--- Given exercise ---
Skip all pictures, then print the remaining material exactly.

--- Data records ---

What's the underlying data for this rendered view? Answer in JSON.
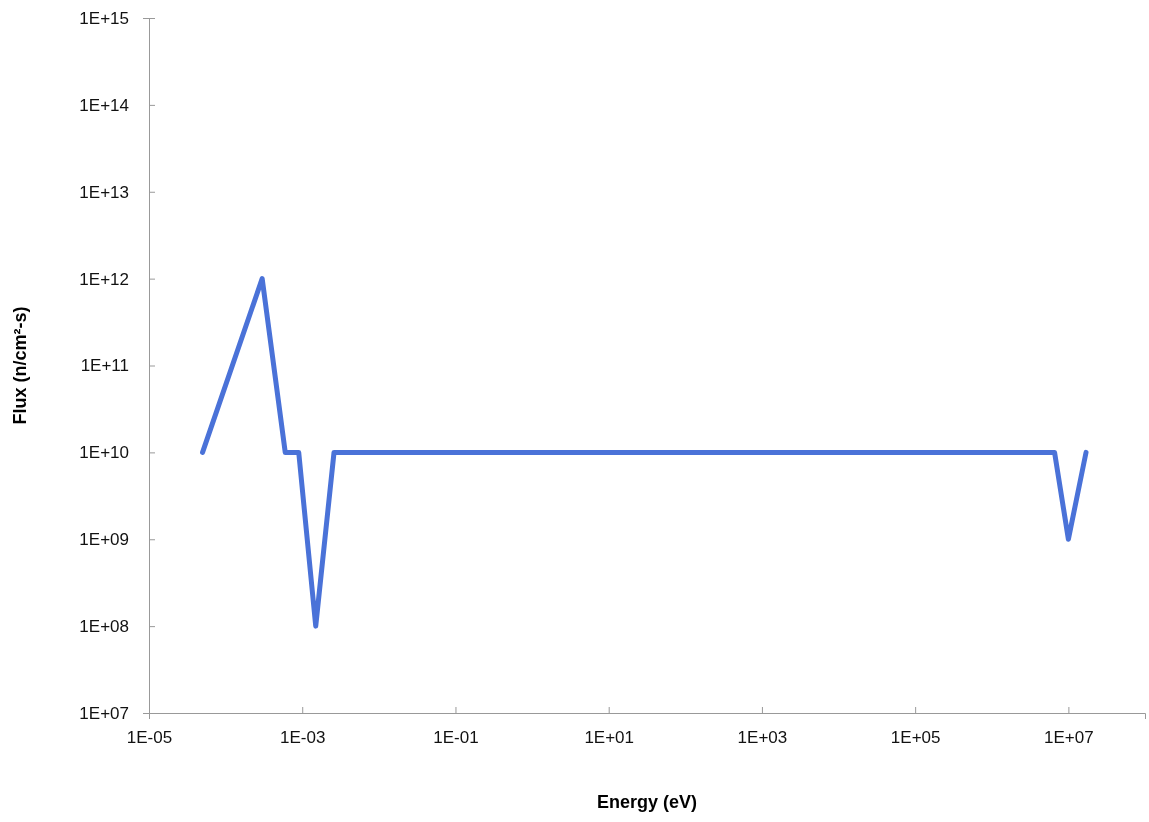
{
  "chart_data": {
    "type": "line",
    "xlabel": "Energy (eV)",
    "ylabel": "Flux (n/cm²-s)",
    "log": "xy",
    "x": [
      5e-05,
      0.0003,
      0.0006,
      0.0009,
      0.0015,
      0.0026,
      6600000.0,
      10000000.0,
      17000000.0
    ],
    "series": [
      {
        "color": "#4a72d8",
        "values": [
          10000000000.0,
          1000000000000.0,
          10000000000.0,
          10000000000.0,
          100000000.0,
          10000000000.0,
          10000000000.0,
          1000000000.0,
          10000000000.0
        ]
      }
    ],
    "xlim": [
      1e-05,
      100000000.0
    ],
    "xticks": [
      {
        "value": 1e-05,
        "label": "1E-05"
      },
      {
        "value": 0.001,
        "label": "1E-03"
      },
      {
        "value": 0.1,
        "label": "1E-01"
      },
      {
        "value": 10,
        "label": "1E+01"
      },
      {
        "value": 1000,
        "label": "1E+03"
      },
      {
        "value": 100000.0,
        "label": "1E+05"
      },
      {
        "value": 10000000.0,
        "label": "1E+07"
      }
    ],
    "ylim": [
      10000000.0,
      1000000000000000.0
    ],
    "yticks": [
      {
        "value": 10000000.0,
        "label": "1E+07"
      },
      {
        "value": 100000000.0,
        "label": "1E+08"
      },
      {
        "value": 1000000000.0,
        "label": "1E+09"
      },
      {
        "value": 10000000000.0,
        "label": "1E+10"
      },
      {
        "value": 100000000000.0,
        "label": "1E+11"
      },
      {
        "value": 1000000000000.0,
        "label": "1E+12"
      },
      {
        "value": 10000000000000.0,
        "label": "1E+13"
      },
      {
        "value": 100000000000000.0,
        "label": "1E+14"
      },
      {
        "value": 1000000000000000.0,
        "label": "1E+15"
      }
    ],
    "grid": false,
    "marker": "none",
    "line_style": "solid"
  }
}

--- Task solution ---
What's the underlying data for this rendered view? Answer in JSON.
{
  "chart_data": {
    "type": "line",
    "xlabel": "Energy (eV)",
    "ylabel": "Flux (n/cm²-s)",
    "log": "xy",
    "x": [
      5e-05,
      0.0003,
      0.0006,
      0.0009,
      0.0015,
      0.0026,
      6600000.0,
      10000000.0,
      17000000.0
    ],
    "series": [
      {
        "color": "#4a72d8",
        "values": [
          10000000000.0,
          1000000000000.0,
          10000000000.0,
          10000000000.0,
          100000000.0,
          10000000000.0,
          10000000000.0,
          1000000000.0,
          10000000000.0
        ]
      }
    ],
    "xlim": [
      1e-05,
      100000000.0
    ],
    "xticks": [
      {
        "value": 1e-05,
        "label": "1E-05"
      },
      {
        "value": 0.001,
        "label": "1E-03"
      },
      {
        "value": 0.1,
        "label": "1E-01"
      },
      {
        "value": 10,
        "label": "1E+01"
      },
      {
        "value": 1000,
        "label": "1E+03"
      },
      {
        "value": 100000.0,
        "label": "1E+05"
      },
      {
        "value": 10000000.0,
        "label": "1E+07"
      }
    ],
    "ylim": [
      10000000.0,
      1000000000000000.0
    ],
    "yticks": [
      {
        "value": 10000000.0,
        "label": "1E+07"
      },
      {
        "value": 100000000.0,
        "label": "1E+08"
      },
      {
        "value": 1000000000.0,
        "label": "1E+09"
      },
      {
        "value": 10000000000.0,
        "label": "1E+10"
      },
      {
        "value": 100000000000.0,
        "label": "1E+11"
      },
      {
        "value": 1000000000000.0,
        "label": "1E+12"
      },
      {
        "value": 10000000000000.0,
        "label": "1E+13"
      },
      {
        "value": 100000000000000.0,
        "label": "1E+14"
      },
      {
        "value": 1000000000000000.0,
        "label": "1E+15"
      }
    ],
    "grid": false,
    "marker": "none",
    "line_style": "solid"
  }
}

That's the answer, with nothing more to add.